> _Exercise objective_:
Copy every line of the data that includes the string "access".

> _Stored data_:
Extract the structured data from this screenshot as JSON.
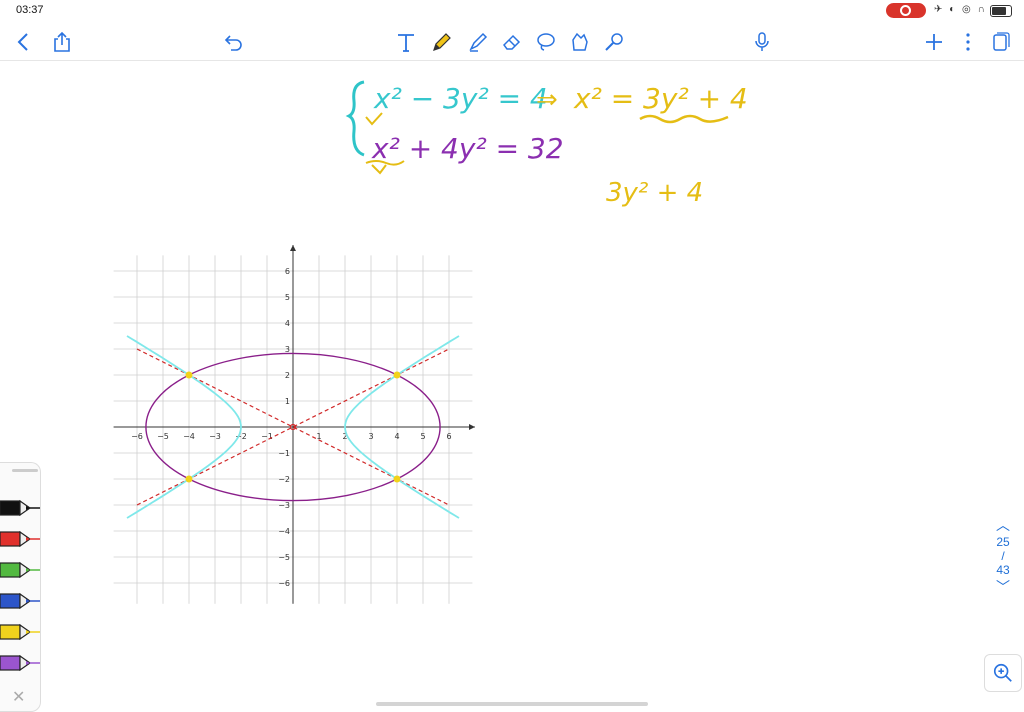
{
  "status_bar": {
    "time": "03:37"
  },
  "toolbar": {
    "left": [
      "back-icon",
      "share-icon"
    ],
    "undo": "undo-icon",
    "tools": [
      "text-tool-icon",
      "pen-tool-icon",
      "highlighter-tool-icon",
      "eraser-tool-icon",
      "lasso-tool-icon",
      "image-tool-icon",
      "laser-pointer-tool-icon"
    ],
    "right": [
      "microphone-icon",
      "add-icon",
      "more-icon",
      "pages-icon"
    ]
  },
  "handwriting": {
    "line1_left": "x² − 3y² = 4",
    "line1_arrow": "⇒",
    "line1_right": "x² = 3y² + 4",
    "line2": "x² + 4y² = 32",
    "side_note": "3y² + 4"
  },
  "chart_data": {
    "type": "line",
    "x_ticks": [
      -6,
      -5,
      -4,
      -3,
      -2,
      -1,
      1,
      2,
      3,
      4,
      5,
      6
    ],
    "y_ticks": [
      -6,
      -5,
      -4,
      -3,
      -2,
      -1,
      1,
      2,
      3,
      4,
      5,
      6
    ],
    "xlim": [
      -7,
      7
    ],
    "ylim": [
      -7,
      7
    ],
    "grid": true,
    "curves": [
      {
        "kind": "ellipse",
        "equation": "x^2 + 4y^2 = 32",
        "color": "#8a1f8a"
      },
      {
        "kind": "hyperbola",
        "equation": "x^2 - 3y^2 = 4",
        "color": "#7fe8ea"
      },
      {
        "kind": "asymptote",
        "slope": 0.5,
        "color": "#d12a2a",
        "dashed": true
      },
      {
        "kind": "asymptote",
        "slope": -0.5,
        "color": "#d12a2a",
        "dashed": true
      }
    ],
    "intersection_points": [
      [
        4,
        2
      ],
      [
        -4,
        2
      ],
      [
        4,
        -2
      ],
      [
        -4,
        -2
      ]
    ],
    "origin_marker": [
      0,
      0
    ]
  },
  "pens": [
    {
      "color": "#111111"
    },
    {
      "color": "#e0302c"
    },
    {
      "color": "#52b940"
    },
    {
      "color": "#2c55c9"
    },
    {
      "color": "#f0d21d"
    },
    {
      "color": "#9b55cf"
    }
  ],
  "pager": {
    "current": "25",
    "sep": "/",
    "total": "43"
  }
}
--
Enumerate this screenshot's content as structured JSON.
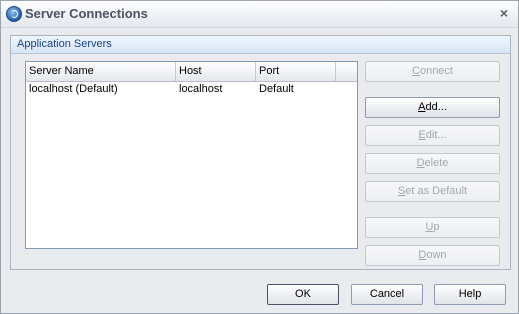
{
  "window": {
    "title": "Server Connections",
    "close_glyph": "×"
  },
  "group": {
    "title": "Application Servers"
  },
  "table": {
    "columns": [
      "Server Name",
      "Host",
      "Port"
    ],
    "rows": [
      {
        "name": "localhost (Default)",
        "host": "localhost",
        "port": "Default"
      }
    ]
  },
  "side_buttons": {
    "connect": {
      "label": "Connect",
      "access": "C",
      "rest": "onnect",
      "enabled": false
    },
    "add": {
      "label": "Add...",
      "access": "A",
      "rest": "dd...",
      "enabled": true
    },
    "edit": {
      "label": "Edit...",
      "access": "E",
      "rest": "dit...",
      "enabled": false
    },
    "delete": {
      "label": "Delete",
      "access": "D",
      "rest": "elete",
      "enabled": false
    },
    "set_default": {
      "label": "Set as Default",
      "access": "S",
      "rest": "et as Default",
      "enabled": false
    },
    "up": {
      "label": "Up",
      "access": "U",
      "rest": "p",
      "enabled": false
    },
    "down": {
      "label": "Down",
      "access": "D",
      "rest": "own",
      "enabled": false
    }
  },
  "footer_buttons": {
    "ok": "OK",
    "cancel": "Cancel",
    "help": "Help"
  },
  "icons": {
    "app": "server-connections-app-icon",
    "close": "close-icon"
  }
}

> _Answer to the problem_:
      "access": "C",
      "access": "A",
      "access": "E",
      "access": "D",
      "access": "S",
      "access": "U",
      "access": "D",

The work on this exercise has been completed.